**STATED EXERCISE:**
Pull each line holding the word "name" from the data.

**RECORDS TO PROCESS:**

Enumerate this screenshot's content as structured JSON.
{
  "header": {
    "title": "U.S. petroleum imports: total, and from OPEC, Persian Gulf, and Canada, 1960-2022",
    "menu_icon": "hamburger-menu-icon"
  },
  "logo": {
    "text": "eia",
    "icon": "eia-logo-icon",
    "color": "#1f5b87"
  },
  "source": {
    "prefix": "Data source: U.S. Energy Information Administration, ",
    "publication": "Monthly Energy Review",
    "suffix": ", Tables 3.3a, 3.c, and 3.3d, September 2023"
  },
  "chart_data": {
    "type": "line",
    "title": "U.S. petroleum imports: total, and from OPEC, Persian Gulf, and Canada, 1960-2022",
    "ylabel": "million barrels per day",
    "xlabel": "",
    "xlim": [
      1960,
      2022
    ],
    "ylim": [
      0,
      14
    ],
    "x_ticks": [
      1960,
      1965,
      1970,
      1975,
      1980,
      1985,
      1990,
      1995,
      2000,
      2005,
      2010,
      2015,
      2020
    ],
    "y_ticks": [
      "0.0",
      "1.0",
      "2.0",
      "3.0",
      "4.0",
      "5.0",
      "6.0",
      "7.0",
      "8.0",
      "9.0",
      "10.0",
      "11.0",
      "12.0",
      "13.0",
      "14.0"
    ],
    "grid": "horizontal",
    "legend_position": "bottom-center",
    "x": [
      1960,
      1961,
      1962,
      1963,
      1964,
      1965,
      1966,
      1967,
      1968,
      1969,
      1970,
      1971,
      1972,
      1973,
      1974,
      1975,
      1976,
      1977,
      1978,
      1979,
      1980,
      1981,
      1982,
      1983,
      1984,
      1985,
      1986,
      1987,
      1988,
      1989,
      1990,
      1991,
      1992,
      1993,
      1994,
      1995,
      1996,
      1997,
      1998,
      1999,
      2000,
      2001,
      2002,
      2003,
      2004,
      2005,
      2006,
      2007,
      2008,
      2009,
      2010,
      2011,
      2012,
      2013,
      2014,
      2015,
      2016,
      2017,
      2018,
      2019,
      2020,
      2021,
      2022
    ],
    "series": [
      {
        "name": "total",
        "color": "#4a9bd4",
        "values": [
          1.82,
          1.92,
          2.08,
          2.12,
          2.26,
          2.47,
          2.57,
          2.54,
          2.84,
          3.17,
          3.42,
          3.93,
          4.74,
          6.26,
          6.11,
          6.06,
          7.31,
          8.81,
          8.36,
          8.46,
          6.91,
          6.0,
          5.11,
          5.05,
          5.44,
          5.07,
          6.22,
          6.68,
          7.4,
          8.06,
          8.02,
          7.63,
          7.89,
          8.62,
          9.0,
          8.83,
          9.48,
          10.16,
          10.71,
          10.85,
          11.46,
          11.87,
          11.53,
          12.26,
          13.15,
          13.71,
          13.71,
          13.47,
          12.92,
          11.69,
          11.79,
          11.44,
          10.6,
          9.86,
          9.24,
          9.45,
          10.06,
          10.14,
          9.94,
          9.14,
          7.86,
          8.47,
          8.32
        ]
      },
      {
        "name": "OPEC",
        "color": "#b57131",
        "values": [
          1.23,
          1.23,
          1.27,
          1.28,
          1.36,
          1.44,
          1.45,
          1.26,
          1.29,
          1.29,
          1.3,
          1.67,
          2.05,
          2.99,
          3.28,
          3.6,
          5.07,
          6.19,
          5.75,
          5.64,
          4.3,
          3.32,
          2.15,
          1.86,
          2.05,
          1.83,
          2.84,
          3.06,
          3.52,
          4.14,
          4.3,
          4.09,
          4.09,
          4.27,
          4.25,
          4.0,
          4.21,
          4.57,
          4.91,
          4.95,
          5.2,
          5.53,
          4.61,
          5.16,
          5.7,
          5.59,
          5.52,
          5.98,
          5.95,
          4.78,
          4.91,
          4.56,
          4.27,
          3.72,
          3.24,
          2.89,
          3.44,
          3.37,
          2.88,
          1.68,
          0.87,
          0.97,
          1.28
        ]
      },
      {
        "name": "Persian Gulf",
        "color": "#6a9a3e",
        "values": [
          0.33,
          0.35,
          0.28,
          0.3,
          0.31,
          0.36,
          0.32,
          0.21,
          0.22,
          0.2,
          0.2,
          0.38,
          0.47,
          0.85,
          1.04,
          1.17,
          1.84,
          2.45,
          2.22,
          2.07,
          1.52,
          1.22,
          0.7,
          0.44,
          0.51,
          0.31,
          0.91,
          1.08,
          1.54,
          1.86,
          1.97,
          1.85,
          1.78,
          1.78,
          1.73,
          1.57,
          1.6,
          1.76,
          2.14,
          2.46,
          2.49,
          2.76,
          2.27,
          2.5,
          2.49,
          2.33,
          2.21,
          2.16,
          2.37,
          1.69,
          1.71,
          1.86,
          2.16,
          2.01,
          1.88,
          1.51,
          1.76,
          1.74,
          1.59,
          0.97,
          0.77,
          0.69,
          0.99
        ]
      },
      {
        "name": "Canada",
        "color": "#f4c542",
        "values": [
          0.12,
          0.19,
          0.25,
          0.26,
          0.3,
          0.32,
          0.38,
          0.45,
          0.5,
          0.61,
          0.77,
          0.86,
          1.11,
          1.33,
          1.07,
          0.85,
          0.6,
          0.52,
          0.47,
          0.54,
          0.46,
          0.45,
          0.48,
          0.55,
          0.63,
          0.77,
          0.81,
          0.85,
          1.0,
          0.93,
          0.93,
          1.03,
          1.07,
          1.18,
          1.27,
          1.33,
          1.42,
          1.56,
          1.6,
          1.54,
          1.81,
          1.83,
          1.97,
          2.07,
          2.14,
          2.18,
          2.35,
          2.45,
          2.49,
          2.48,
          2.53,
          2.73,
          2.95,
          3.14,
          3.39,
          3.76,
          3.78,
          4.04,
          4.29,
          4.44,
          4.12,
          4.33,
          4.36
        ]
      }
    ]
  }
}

**ANSWER TO THIS PROBLEM:**
        "name": "total",
        "name": "OPEC",
        "name": "Persian Gulf",
        "name": "Canada",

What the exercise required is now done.